───── Stored records

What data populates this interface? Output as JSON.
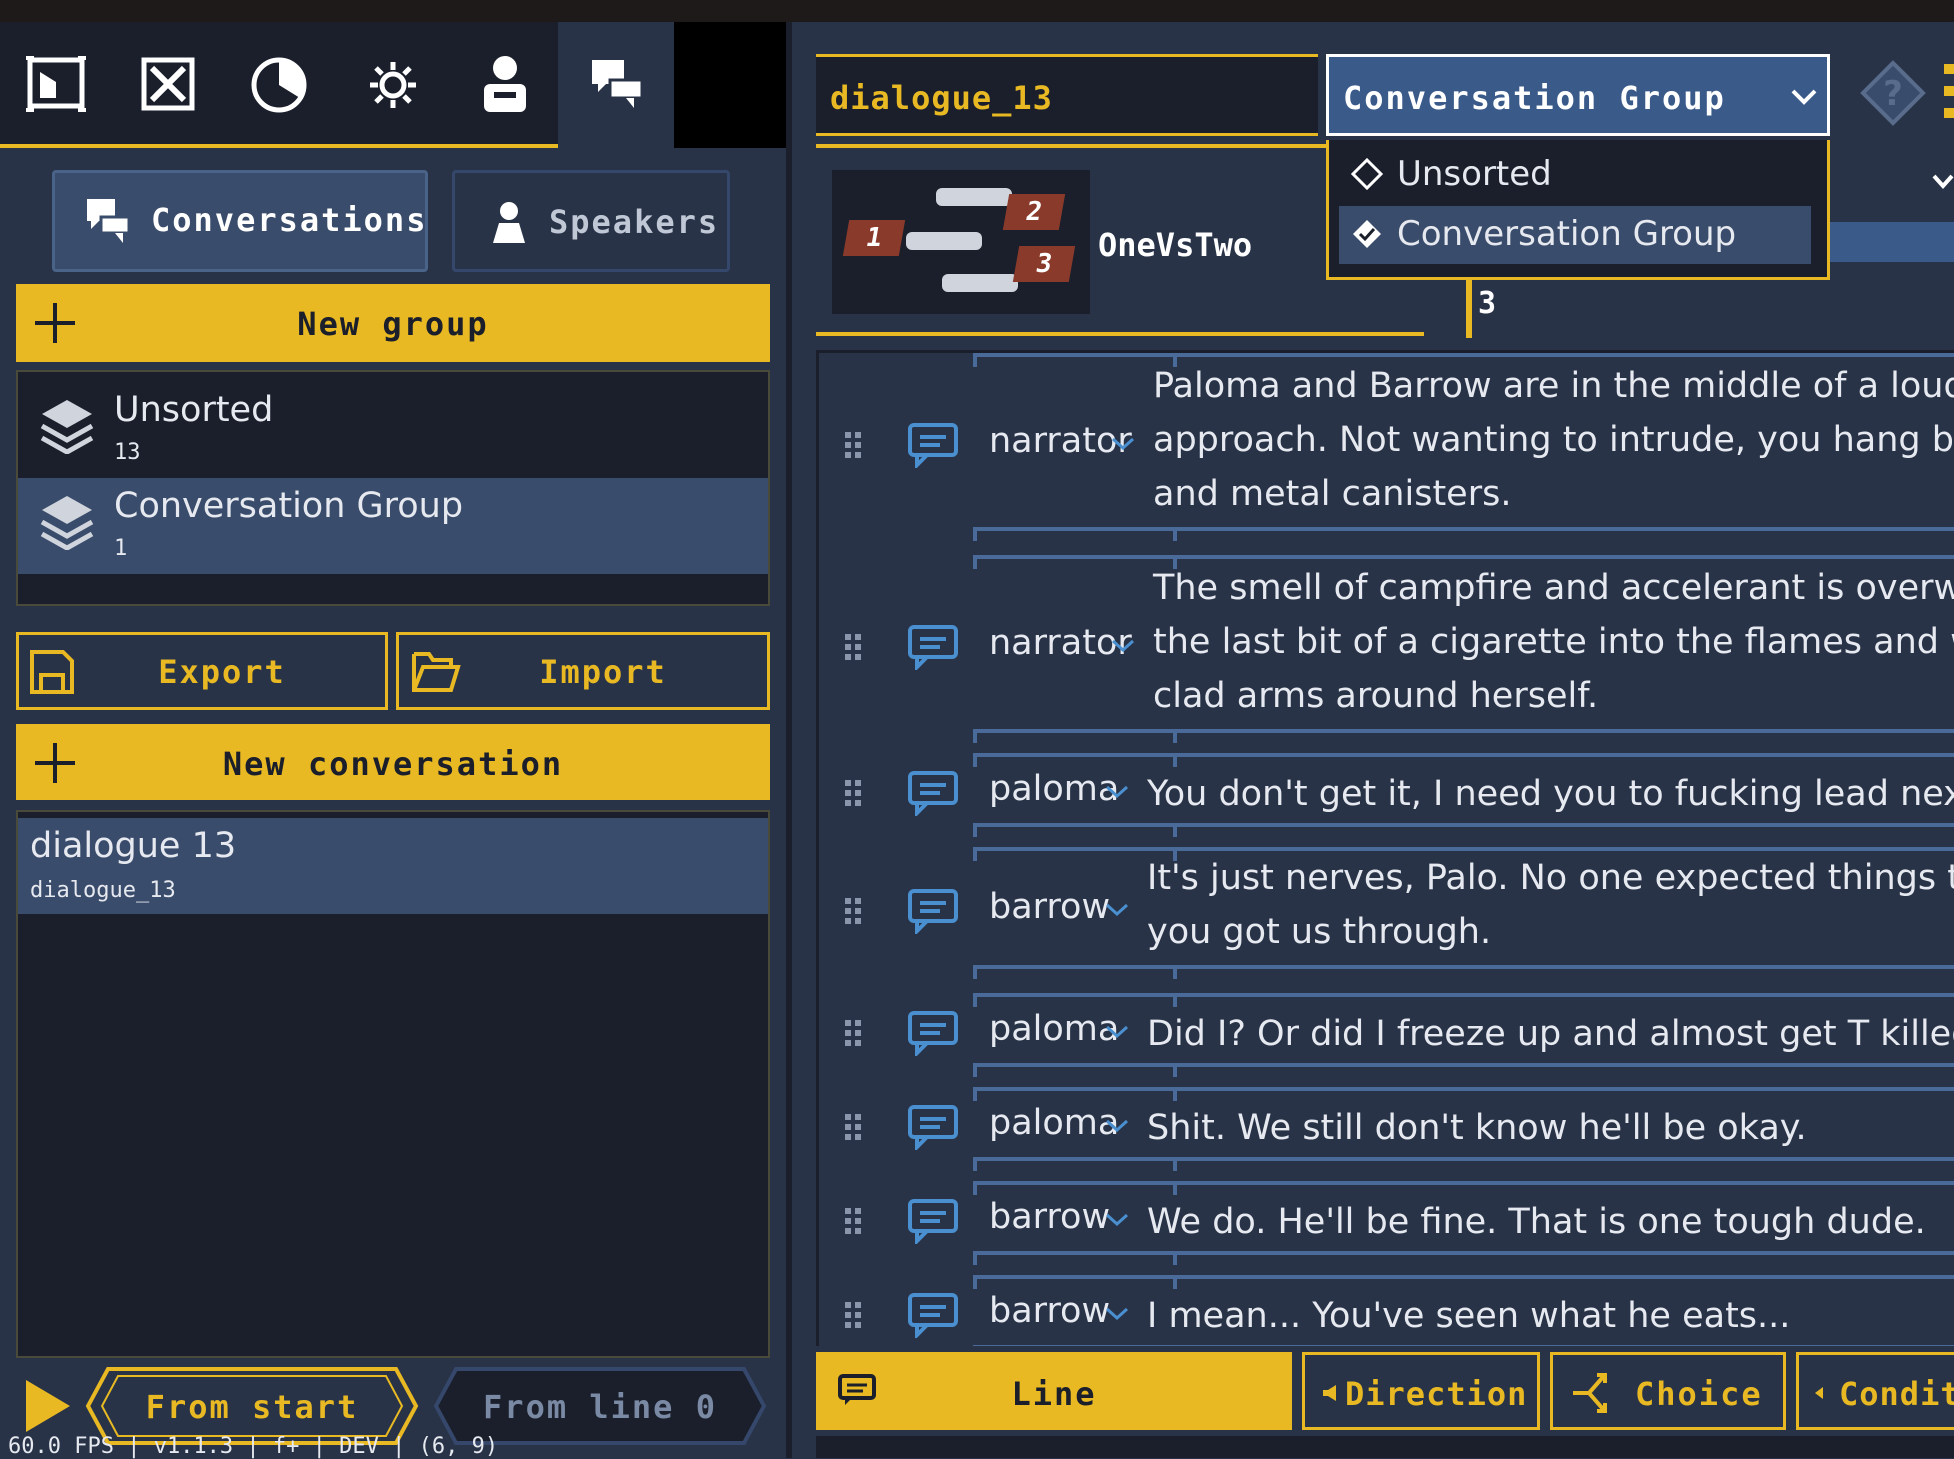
{
  "toolbar": {
    "tabs": [
      "Conversations",
      "Speakers"
    ]
  },
  "left": {
    "new_group": "New group",
    "groups": [
      {
        "name": "Unsorted",
        "count": "13"
      },
      {
        "name": "Conversation Group",
        "count": "1"
      }
    ],
    "export": "Export",
    "import": "Import",
    "new_conversation": "New conversation",
    "conversations": [
      {
        "title": "dialogue 13",
        "id": "dialogue_13"
      }
    ],
    "from_start": "From start",
    "from_line": "From line 0",
    "status": "60.0 FPS | v1.1.3 | f+ | DEV | (6, 9)"
  },
  "editor": {
    "id_value": "dialogue_13",
    "group_select": "Conversation Group",
    "dropdown_options": [
      "Unsorted",
      "Conversation Group"
    ],
    "thumb_numbers": [
      "1",
      "2",
      "3"
    ],
    "scene_name": "OneVsTwo",
    "count": "3",
    "lines": [
      {
        "speaker": "narrator",
        "text": [
          "Paloma and Barrow are in the middle of a loud discu",
          "approach. Not wanting to intrude, you hang back, b",
          "and metal canisters."
        ]
      },
      {
        "speaker": "narrator",
        "text": [
          "The smell of campfire and accelerant is overwhelmi",
          "the last bit of a cigarette into the flames and wraps",
          "clad arms around herself."
        ]
      },
      {
        "speaker": "paloma",
        "text": [
          "You don't get it, I need you to fucking lead next time"
        ]
      },
      {
        "speaker": "barrow",
        "text": [
          "It's just nerves, Palo. No one expected things to go d",
          "you got us through."
        ]
      },
      {
        "speaker": "paloma",
        "text": [
          "Did I? Or did I freeze up and almost get T killed?"
        ]
      },
      {
        "speaker": "paloma",
        "text": [
          "Shit. We still don't know he'll be okay."
        ]
      },
      {
        "speaker": "barrow",
        "text": [
          "We do. He'll be fine. That is one tough dude."
        ]
      },
      {
        "speaker": "barrow",
        "text": [
          "I mean... You've seen what he eats..."
        ]
      }
    ],
    "bottom_buttons": {
      "line": "Line",
      "direction": "Direction",
      "choice": "Choice",
      "condition": "Condit"
    }
  }
}
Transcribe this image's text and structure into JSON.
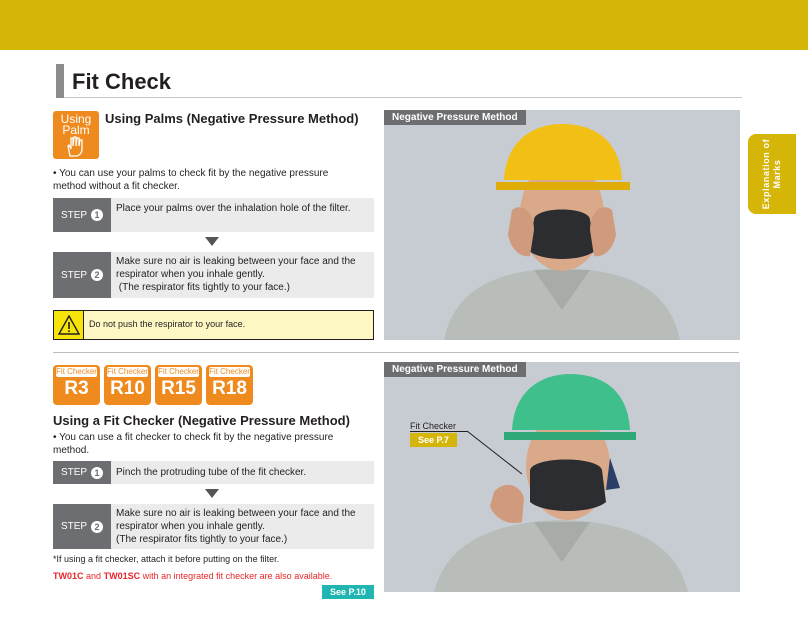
{
  "page": {
    "title": "Fit Check",
    "side_tab": "Explanation of Marks"
  },
  "palms": {
    "icon_text": "Using Palm",
    "heading": "Using Palms (Negative Pressure Method)",
    "bullet": "• You can use your palms to check fit by the negative pressure method without a fit checker.",
    "step_word": "STEP",
    "step1_num": "1",
    "step1_text": "Place your palms over the inhalation hole of the filter.",
    "step2_num": "2",
    "step2_text": "Make sure no air is leaking between your face and the respirator when you inhale gently.",
    "step2_text2": "(The respirator fits tightly to your face.)",
    "warning": "Do not push the respirator to your face.",
    "photo_label": "Negative Pressure Method"
  },
  "checker": {
    "badges": [
      {
        "small": "Fit Checker",
        "big": "R3"
      },
      {
        "small": "Fit Checker",
        "big": "R10"
      },
      {
        "small": "Fit Checker",
        "big": "R15"
      },
      {
        "small": "Fit Checker",
        "big": "R18"
      }
    ],
    "heading": "Using a Fit Checker (Negative Pressure Method)",
    "bullet": "• You can use a fit checker to check fit by the negative pressure method.",
    "step_word": "STEP",
    "step1_num": "1",
    "step1_text": "Pinch the protruding tube of the fit checker.",
    "step2_num": "2",
    "step2_text": "Make sure no air is leaking between your face and the respirator when you inhale gently.",
    "step2_text2": "(The respirator fits tightly to your face.)",
    "note": "*If using a fit checker, attach it before putting on the filter.",
    "model1": "TW01C",
    "and_word": "and",
    "model2": "TW01SC",
    "model_suffix": "with an integrated fit checker are also available.",
    "see_p10": "See P.10",
    "photo_label": "Negative Pressure Method",
    "callout": "Fit Checker",
    "see_p7": "See P.7"
  },
  "colors": {
    "band_gold": "#d6b509",
    "orange": "#ef8a1e",
    "step_gray": "#6d6e71",
    "teal": "#1fb6b2",
    "red": "#e8262c",
    "helmet_yellow": "#f2c014",
    "helmet_green": "#3fbf8c"
  }
}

──────────

Work instructions — Do not copy the pictures, but repeat every line exactly.

Solution —
What data populates this interface? Output as JSON.
{
  "toolbar": {
    "tabs": [
      "Conversations",
      "Speakers"
    ]
  },
  "left": {
    "new_group": "New group",
    "groups": [
      {
        "name": "Unsorted",
        "count": "13"
      },
      {
        "name": "Conversation Group",
        "count": "1"
      }
    ],
    "export": "Export",
    "import": "Import",
    "new_conversation": "New conversation",
    "conversations": [
      {
        "title": "dialogue 13",
        "id": "dialogue_13"
      }
    ],
    "from_start": "From start",
    "from_line": "From line 0",
    "status": "60.0 FPS | v1.1.3 | f+ | DEV | (6, 9)"
  },
  "editor": {
    "id_value": "dialogue_13",
    "group_select": "Conversation Group",
    "dropdown_options": [
      "Unsorted",
      "Conversation Group"
    ],
    "thumb_numbers": [
      "1",
      "2",
      "3"
    ],
    "scene_name": "OneVsTwo",
    "count": "3",
    "lines": [
      {
        "speaker": "narrator",
        "text": [
          "Paloma and Barrow are in the middle of a loud discu",
          "approach. Not wanting to intrude, you hang back, b",
          "and metal canisters."
        ]
      },
      {
        "speaker": "narrator",
        "text": [
          "The smell of campfire and accelerant is overwhelmi",
          "the last bit of a cigarette into the flames and wraps",
          "clad arms around herself."
        ]
      },
      {
        "speaker": "paloma",
        "text": [
          "You don't get it, I need you to fucking lead next time"
        ]
      },
      {
        "speaker": "barrow",
        "text": [
          "It's just nerves, Palo. No one expected things to go d",
          "you got us through."
        ]
      },
      {
        "speaker": "paloma",
        "text": [
          "Did I? Or did I freeze up and almost get T killed?"
        ]
      },
      {
        "speaker": "paloma",
        "text": [
          "Shit. We still don't know he'll be okay."
        ]
      },
      {
        "speaker": "barrow",
        "text": [
          "We do. He'll be fine. That is one tough dude."
        ]
      },
      {
        "speaker": "barrow",
        "text": [
          "I mean... You've seen what he eats..."
        ]
      }
    ],
    "bottom_buttons": {
      "line": "Line",
      "direction": "Direction",
      "choice": "Choice",
      "condition": "Condit"
    }
  }
}
Transcribe this image's text and structure into JSON.
{
  "page": {
    "title": "Fit Check",
    "side_tab": "Explanation of Marks"
  },
  "palms": {
    "icon_text": "Using Palm",
    "heading": "Using Palms (Negative Pressure Method)",
    "bullet": "• You can use your palms to check fit by the negative pressure method without a fit checker.",
    "step_word": "STEP",
    "step1_num": "1",
    "step1_text": "Place your palms over the inhalation hole of the filter.",
    "step2_num": "2",
    "step2_text": "Make sure no air is leaking between your face and the respirator when you inhale gently.",
    "step2_text2": "(The respirator fits tightly to your face.)",
    "warning": "Do not push the respirator to your face.",
    "photo_label": "Negative Pressure Method"
  },
  "checker": {
    "badges": [
      {
        "small": "Fit Checker",
        "big": "R3"
      },
      {
        "small": "Fit Checker",
        "big": "R10"
      },
      {
        "small": "Fit Checker",
        "big": "R15"
      },
      {
        "small": "Fit Checker",
        "big": "R18"
      }
    ],
    "heading": "Using a Fit Checker (Negative Pressure Method)",
    "bullet": "• You can use a fit checker to check fit by the negative pressure method.",
    "step_word": "STEP",
    "step1_num": "1",
    "step1_text": "Pinch the protruding tube of the fit checker.",
    "step2_num": "2",
    "step2_text": "Make sure no air is leaking between your face and the respirator when you inhale gently.",
    "step2_text2": "(The respirator fits tightly to your face.)",
    "note": "*If using a fit checker, attach it before putting on the filter.",
    "model1": "TW01C",
    "and_word": "and",
    "model2": "TW01SC",
    "model_suffix": "with an integrated fit checker are also available.",
    "see_p10": "See P.10",
    "photo_label": "Negative Pressure Method",
    "callout": "Fit Checker",
    "see_p7": "See P.7"
  },
  "colors": {
    "band_gold": "#d6b509",
    "orange": "#ef8a1e",
    "step_gray": "#6d6e71",
    "teal": "#1fb6b2",
    "red": "#e8262c",
    "helmet_yellow": "#f2c014",
    "helmet_green": "#3fbf8c"
  }
}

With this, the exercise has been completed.